* **WHAT YOU HAVE TO DO**
All of the material below is to be repeated exactly.

## BEGIN DATA SUPPLIED

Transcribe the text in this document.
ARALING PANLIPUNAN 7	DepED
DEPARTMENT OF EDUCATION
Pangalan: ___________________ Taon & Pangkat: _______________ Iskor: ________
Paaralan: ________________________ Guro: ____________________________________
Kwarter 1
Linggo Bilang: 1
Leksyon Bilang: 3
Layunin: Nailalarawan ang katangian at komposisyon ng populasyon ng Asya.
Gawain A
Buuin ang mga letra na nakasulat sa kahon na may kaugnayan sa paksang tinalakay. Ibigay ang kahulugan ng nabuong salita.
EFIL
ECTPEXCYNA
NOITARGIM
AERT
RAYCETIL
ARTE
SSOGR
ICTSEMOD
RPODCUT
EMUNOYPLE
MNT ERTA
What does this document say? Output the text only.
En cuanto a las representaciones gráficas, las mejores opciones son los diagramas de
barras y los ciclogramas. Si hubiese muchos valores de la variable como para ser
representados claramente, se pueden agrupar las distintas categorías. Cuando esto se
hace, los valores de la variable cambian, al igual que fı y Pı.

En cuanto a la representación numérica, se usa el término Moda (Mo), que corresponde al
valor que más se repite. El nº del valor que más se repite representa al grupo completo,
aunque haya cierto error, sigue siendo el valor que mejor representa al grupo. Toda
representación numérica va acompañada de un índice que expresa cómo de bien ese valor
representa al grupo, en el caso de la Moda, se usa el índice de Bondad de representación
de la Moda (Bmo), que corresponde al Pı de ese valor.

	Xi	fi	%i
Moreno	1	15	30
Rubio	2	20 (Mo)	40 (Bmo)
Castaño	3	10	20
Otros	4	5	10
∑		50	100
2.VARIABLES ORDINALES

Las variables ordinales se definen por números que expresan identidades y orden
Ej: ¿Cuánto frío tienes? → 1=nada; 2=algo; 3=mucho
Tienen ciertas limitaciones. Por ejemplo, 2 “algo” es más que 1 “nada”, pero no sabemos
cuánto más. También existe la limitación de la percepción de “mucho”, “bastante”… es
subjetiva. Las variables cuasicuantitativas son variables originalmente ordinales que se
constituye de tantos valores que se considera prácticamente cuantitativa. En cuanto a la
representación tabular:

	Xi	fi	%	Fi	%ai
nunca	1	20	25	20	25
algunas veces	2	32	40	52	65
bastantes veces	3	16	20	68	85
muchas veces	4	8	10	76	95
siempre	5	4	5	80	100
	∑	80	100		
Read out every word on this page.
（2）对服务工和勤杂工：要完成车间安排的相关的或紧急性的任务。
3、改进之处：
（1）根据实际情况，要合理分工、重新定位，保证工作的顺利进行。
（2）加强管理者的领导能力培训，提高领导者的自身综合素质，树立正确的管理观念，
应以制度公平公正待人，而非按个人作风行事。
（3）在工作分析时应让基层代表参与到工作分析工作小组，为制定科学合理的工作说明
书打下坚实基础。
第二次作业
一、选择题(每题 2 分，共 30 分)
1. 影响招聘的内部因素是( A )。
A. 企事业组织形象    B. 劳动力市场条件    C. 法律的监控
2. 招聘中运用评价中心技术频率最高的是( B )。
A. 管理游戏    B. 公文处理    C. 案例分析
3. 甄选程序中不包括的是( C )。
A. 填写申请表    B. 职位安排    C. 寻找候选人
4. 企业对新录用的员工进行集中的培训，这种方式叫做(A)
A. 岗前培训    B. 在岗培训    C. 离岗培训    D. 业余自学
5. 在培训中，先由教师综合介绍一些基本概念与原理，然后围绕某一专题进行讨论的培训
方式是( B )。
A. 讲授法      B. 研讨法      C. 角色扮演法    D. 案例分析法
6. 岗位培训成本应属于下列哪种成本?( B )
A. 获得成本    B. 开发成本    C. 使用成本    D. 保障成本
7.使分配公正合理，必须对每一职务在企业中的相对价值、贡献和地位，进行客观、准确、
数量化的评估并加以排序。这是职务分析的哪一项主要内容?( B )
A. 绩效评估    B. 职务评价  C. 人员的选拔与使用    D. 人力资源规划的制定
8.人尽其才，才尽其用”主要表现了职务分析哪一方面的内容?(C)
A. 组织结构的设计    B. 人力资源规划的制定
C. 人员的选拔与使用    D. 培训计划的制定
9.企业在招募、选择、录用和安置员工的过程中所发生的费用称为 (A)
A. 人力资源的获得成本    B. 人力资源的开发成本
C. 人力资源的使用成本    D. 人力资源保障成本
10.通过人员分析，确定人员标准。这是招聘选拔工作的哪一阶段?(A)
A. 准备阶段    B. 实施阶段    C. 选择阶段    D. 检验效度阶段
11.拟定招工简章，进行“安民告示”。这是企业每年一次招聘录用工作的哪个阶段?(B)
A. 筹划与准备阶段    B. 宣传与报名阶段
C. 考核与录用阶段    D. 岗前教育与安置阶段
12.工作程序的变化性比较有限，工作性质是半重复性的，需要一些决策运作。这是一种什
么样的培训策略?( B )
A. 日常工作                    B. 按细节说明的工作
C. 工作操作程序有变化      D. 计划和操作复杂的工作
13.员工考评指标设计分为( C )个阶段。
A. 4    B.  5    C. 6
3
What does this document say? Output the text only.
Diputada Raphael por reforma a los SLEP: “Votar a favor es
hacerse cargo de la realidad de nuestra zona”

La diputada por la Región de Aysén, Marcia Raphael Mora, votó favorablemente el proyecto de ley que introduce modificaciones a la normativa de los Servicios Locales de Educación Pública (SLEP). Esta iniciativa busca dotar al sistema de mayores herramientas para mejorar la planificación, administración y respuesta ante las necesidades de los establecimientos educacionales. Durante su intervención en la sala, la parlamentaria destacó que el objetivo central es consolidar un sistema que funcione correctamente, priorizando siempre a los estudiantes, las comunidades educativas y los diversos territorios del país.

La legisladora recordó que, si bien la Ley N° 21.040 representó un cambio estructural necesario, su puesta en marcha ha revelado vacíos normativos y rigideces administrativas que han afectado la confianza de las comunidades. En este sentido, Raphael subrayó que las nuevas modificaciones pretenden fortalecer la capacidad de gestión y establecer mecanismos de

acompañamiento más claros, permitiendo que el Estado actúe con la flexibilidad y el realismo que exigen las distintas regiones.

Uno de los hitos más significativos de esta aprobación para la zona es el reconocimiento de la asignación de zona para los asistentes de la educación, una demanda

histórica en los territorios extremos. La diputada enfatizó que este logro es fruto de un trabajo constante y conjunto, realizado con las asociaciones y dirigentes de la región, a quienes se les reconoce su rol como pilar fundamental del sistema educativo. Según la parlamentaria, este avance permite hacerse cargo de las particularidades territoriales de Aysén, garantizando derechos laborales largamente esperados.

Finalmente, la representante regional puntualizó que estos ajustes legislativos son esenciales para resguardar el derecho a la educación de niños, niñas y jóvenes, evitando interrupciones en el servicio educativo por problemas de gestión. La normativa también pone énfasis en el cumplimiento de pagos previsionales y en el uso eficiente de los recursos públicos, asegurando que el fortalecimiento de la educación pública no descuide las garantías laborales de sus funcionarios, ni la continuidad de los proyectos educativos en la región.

## END DATA SUPPLIED

* **RESULT OF THIS TASK**
Transcribe the text in this document.
ARALING PANLIPUNAN 7	DepED
DEPARTMENT OF EDUCATION
Pangalan: ___________________ Taon & Pangkat: _______________ Iskor: ________
Paaralan: ________________________ Guro: ____________________________________
Kwarter 1
Linggo Bilang: 1
Leksyon Bilang: 3
Layunin: Nailalarawan ang katangian at komposisyon ng populasyon ng Asya.
Gawain A
Buuin ang mga letra na nakasulat sa kahon na may kaugnayan sa paksang tinalakay. Ibigay ang kahulugan ng nabuong salita.
EFIL
ECTPEXCYNA
NOITARGIM
AERT
RAYCETIL
ARTE
SSOGR
ICTSEMOD
RPODCUT
EMUNOYPLE
MNT ERTA
What does this document say? Output the text only.
En cuanto a las representaciones gráficas, las mejores opciones son los diagramas de
barras y los ciclogramas. Si hubiese muchos valores de la variable como para ser
representados claramente, se pueden agrupar las distintas categorías. Cuando esto se
hace, los valores de la variable cambian, al igual que fı y Pı.

En cuanto a la representación numérica, se usa el término Moda (Mo), que corresponde al
valor que más se repite. El nº del valor que más se repite representa al grupo completo,
aunque haya cierto error, sigue siendo el valor que mejor representa al grupo. Toda
representación numérica va acompañada de un índice que expresa cómo de bien ese valor
representa al grupo, en el caso de la Moda, se usa el índice de Bondad de representación
de la Moda (Bmo), que corresponde al Pı de ese valor.

	Xi	fi	%i
Moreno	1	15	30
Rubio	2	20 (Mo)	40 (Bmo)
Castaño	3	10	20
Otros	4	5	10
∑		50	100
2.VARIABLES ORDINALES

Las variables ordinales se definen por números que expresan identidades y orden
Ej: ¿Cuánto frío tienes? → 1=nada; 2=algo; 3=mucho
Tienen ciertas limitaciones. Por ejemplo, 2 “algo” es más que 1 “nada”, pero no sabemos
cuánto más. También existe la limitación de la percepción de “mucho”, “bastante”… es
subjetiva. Las variables cuasicuantitativas son variables originalmente ordinales que se
constituye de tantos valores que se considera prácticamente cuantitativa. En cuanto a la
representación tabular:

	Xi	fi	%	Fi	%ai
nunca	1	20	25	20	25
algunas veces	2	32	40	52	65
bastantes veces	3	16	20	68	85
muchas veces	4	8	10	76	95
siempre	5	4	5	80	100
	∑	80	100		
Read out every word on this page.
（2）对服务工和勤杂工：要完成车间安排的相关的或紧急性的任务。
3、改进之处：
（1）根据实际情况，要合理分工、重新定位，保证工作的顺利进行。
（2）加强管理者的领导能力培训，提高领导者的自身综合素质，树立正确的管理观念，
应以制度公平公正待人，而非按个人作风行事。
（3）在工作分析时应让基层代表参与到工作分析工作小组，为制定科学合理的工作说明
书打下坚实基础。
第二次作业
一、选择题(每题 2 分，共 30 分)
1. 影响招聘的内部因素是( A )。
A. 企事业组织形象    B. 劳动力市场条件    C. 法律的监控
2. 招聘中运用评价中心技术频率最高的是( B )。
A. 管理游戏    B. 公文处理    C. 案例分析
3. 甄选程序中不包括的是( C )。
A. 填写申请表    B. 职位安排    C. 寻找候选人
4. 企业对新录用的员工进行集中的培训，这种方式叫做(A)
A. 岗前培训    B. 在岗培训    C. 离岗培训    D. 业余自学
5. 在培训中，先由教师综合介绍一些基本概念与原理，然后围绕某一专题进行讨论的培训
方式是( B )。
A. 讲授法      B. 研讨法      C. 角色扮演法    D. 案例分析法
6. 岗位培训成本应属于下列哪种成本?( B )
A. 获得成本    B. 开发成本    C. 使用成本    D. 保障成本
7.使分配公正合理，必须对每一职务在企业中的相对价值、贡献和地位，进行客观、准确、
数量化的评估并加以排序。这是职务分析的哪一项主要内容?( B )
A. 绩效评估    B. 职务评价  C. 人员的选拔与使用    D. 人力资源规划的制定
8.人尽其才，才尽其用”主要表现了职务分析哪一方面的内容?(C)
A. 组织结构的设计    B. 人力资源规划的制定
C. 人员的选拔与使用    D. 培训计划的制定
9.企业在招募、选择、录用和安置员工的过程中所发生的费用称为 (A)
A. 人力资源的获得成本    B. 人力资源的开发成本
C. 人力资源的使用成本    D. 人力资源保障成本
10.通过人员分析，确定人员标准。这是招聘选拔工作的哪一阶段?(A)
A. 准备阶段    B. 实施阶段    C. 选择阶段    D. 检验效度阶段
11.拟定招工简章，进行“安民告示”。这是企业每年一次招聘录用工作的哪个阶段?(B)
A. 筹划与准备阶段    B. 宣传与报名阶段
C. 考核与录用阶段    D. 岗前教育与安置阶段
12.工作程序的变化性比较有限，工作性质是半重复性的，需要一些决策运作。这是一种什
么样的培训策略?( B )
A. 日常工作                    B. 按细节说明的工作
C. 工作操作程序有变化      D. 计划和操作复杂的工作
13.员工考评指标设计分为( C )个阶段。
A. 4    B.  5    C. 6
3
What does this document say? Output the text only.
Diputada Raphael por reforma a los SLEP: “Votar a favor es
hacerse cargo de la realidad de nuestra zona”

La diputada por la Región de Aysén, Marcia Raphael Mora, votó favorablemente el proyecto de ley que introduce modificaciones a la normativa de los Servicios Locales de Educación Pública (SLEP). Esta iniciativa busca dotar al sistema de mayores herramientas para mejorar la planificación, administración y respuesta ante las necesidades de los establecimientos educacionales. Durante su intervención en la sala, la parlamentaria destacó que el objetivo central es consolidar un sistema que funcione correctamente, priorizando siempre a los estudiantes, las comunidades educativas y los diversos territorios del país.

La legisladora recordó que, si bien la Ley N° 21.040 representó un cambio estructural necesario, su puesta en marcha ha revelado vacíos normativos y rigideces administrativas que han afectado la confianza de las comunidades. En este sentido, Raphael subrayó que las nuevas modificaciones pretenden fortalecer la capacidad de gestión y establecer mecanismos de

acompañamiento más claros, permitiendo que el Estado actúe con la flexibilidad y el realismo que exigen las distintas regiones.

Uno de los hitos más significativos de esta aprobación para la zona es el reconocimiento de la asignación de zona para los asistentes de la educación, una demanda

histórica en los territorios extremos. La diputada enfatizó que este logro es fruto de un trabajo constante y conjunto, realizado con las asociaciones y dirigentes de la región, a quienes se les reconoce su rol como pilar fundamental del sistema educativo. Según la parlamentaria, este avance permite hacerse cargo de las particularidades territoriales de Aysén, garantizando derechos laborales largamente esperados.

Finalmente, la representante regional puntualizó que estos ajustes legislativos son esenciales para resguardar el derecho a la educación de niños, niñas y jóvenes, evitando interrupciones en el servicio educativo por problemas de gestión. La normativa también pone énfasis en el cumplimiento de pagos previsionales y en el uso eficiente de los recursos públicos, asegurando que el fortalecimiento de la educación pública no descuide las garantías laborales de sus funcionarios, ni la continuidad de los proyectos educativos en la región.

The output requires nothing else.